### REQUIREMENT:
Quote every line as written. Omit pictures.

**** DATA ****

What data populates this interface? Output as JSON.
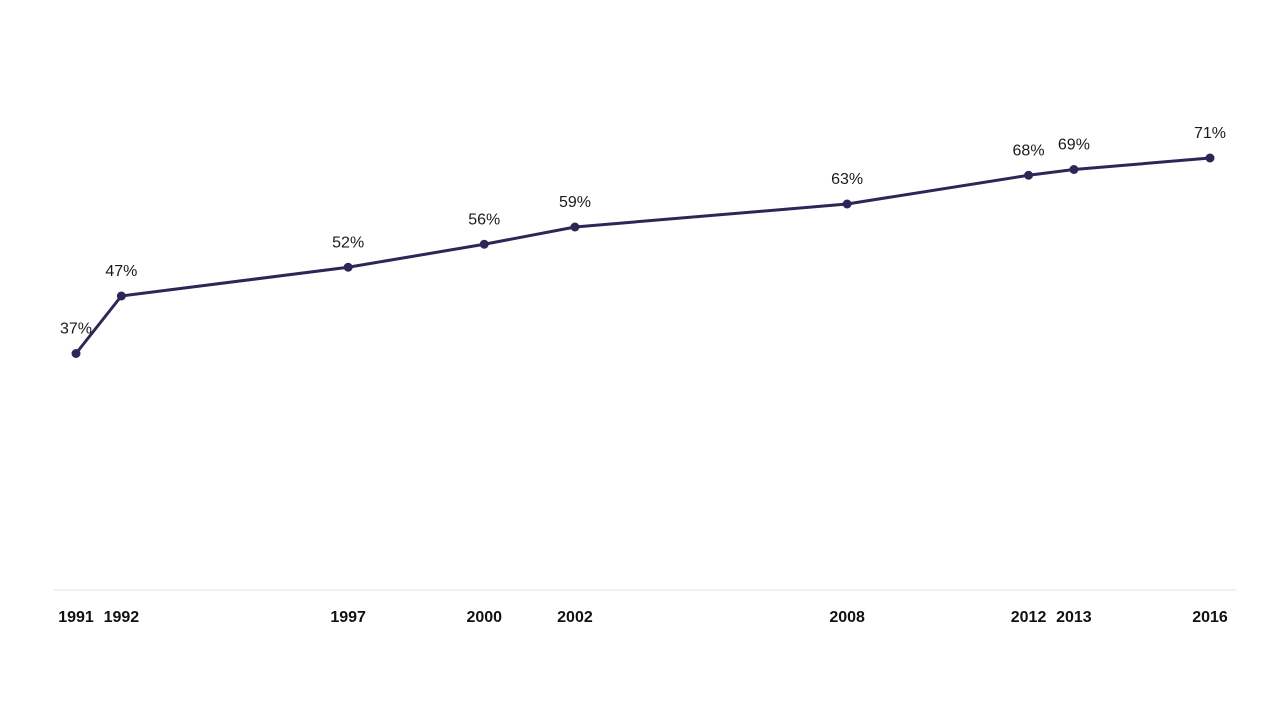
{
  "chart_data": {
    "type": "line",
    "title": "",
    "xlabel": "",
    "ylabel": "",
    "x": [
      "1991",
      "1992",
      "1997",
      "2000",
      "2002",
      "2008",
      "2012",
      "2013",
      "2016"
    ],
    "series": [
      {
        "values": [
          37,
          47,
          52,
          56,
          59,
          63,
          68,
          69,
          71
        ],
        "labels": [
          "37%",
          "47%",
          "52%",
          "56%",
          "59%",
          "63%",
          "68%",
          "69%",
          "71%"
        ],
        "color": "#2e2657"
      }
    ],
    "xlim": [
      1991,
      2016
    ],
    "ylim": [
      0,
      100
    ],
    "grid": false,
    "legend": "none"
  }
}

****

### WRITTEN SOLUTION:
What data populates this interface? Output as JSON.
{
  "chart_data": {
    "type": "line",
    "title": "",
    "xlabel": "",
    "ylabel": "",
    "x": [
      "1991",
      "1992",
      "1997",
      "2000",
      "2002",
      "2008",
      "2012",
      "2013",
      "2016"
    ],
    "series": [
      {
        "values": [
          37,
          47,
          52,
          56,
          59,
          63,
          68,
          69,
          71
        ],
        "labels": [
          "37%",
          "47%",
          "52%",
          "56%",
          "59%",
          "63%",
          "68%",
          "69%",
          "71%"
        ],
        "color": "#2e2657"
      }
    ],
    "xlim": [
      1991,
      2016
    ],
    "ylim": [
      0,
      100
    ],
    "grid": false,
    "legend": "none"
  }
}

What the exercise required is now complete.